• DATA FOR THE TASK:
------------
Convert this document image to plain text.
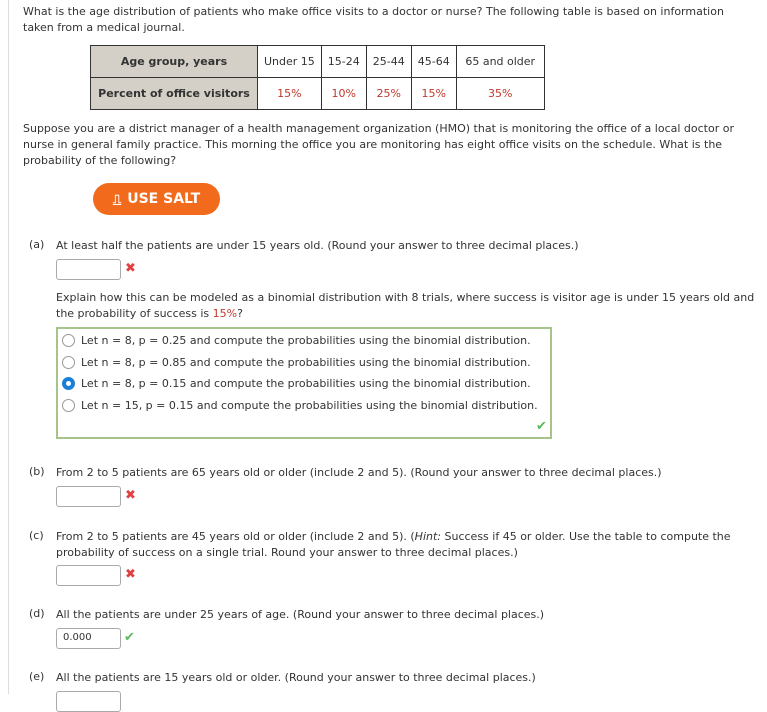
What is the age distribution of patients who make office visits to a doctor or nurse? The following table is based on information taken from a medical journal.

Age group, years	Under 15	15-24	25-44	45-64	65 and older
Percent of office visitors	15%	10%	25%	15%	35%

Suppose you are a district manager of a health management organization (HMO) that is monitoring the office of a local doctor or nurse in general family practice. This morning the office you are monitoring has eight office visits on the schedule. What is the probability of the following?

⎍ USE SALT
(a) At least half the patients are under 15 years old. (Round your answer to three decimal places.)

✖

Explain how this can be modeled as a binomial distribution with 8 trials, where success is visitor age is under 15 years old and the probability of success is 15%?

Let n = 8, p = 0.25 and compute the probabilities using the binomial distribution.
Let n = 8, p = 0.85 and compute the probabilities using the binomial distribution.
Let n = 8, p = 0.15 and compute the probabilities using the binomial distribution.
Let n = 15, p = 0.15 and compute the probabilities using the binomial distribution.
✔
(b) From 2 to 5 patients are 65 years old or older (include 2 and 5). (Round your answer to three decimal places.)

✖
(c) From 2 to 5 patients are 45 years old or older (include 2 and 5). (Hint: Success if 45 or older. Use the table to compute the probability of success on a single trial. Round your answer to three decimal places.)

✖
(d) All the patients are under 25 years of age. (Round your answer to three decimal places.)

0.000	✔
(e) All the patients are 15 years old or older. (Round your answer to three decimal places.)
------------
• ACTIVITY: The copy must reproduce every entry exactly while excluding all pictures.

• RESPONSE:
Convert this document image to plain text.
What is the age distribution of patients who make office visits to a doctor or nurse? The following table is based on information taken from a medical journal.

Age group, years	Under 15	15-24	25-44	45-64	65 and older
Percent of office visitors	15%	10%	25%	15%	35%

Suppose you are a district manager of a health management organization (HMO) that is monitoring the office of a local doctor or nurse in general family practice. This morning the office you are monitoring has eight office visits on the schedule. What is the probability of the following?

⎍ USE SALT
(a) At least half the patients are under 15 years old. (Round your answer to three decimal places.)

✖

Explain how this can be modeled as a binomial distribution with 8 trials, where success is visitor age is under 15 years old and the probability of success is 15%?

Let n = 8, p = 0.25 and compute the probabilities using the binomial distribution.
Let n = 8, p = 0.85 and compute the probabilities using the binomial distribution.
Let n = 8, p = 0.15 and compute the probabilities using the binomial distribution.
Let n = 15, p = 0.15 and compute the probabilities using the binomial distribution.
✔
(b) From 2 to 5 patients are 65 years old or older (include 2 and 5). (Round your answer to three decimal places.)

✖
(c) From 2 to 5 patients are 45 years old or older (include 2 and 5). (Hint: Success if 45 or older. Use the table to compute the probability of success on a single trial. Round your answer to three decimal places.)

✖
(d) All the patients are under 25 years of age. (Round your answer to three decimal places.)

0.000	✔
(e) All the patients are 15 years old or older. (Round your answer to three decimal places.)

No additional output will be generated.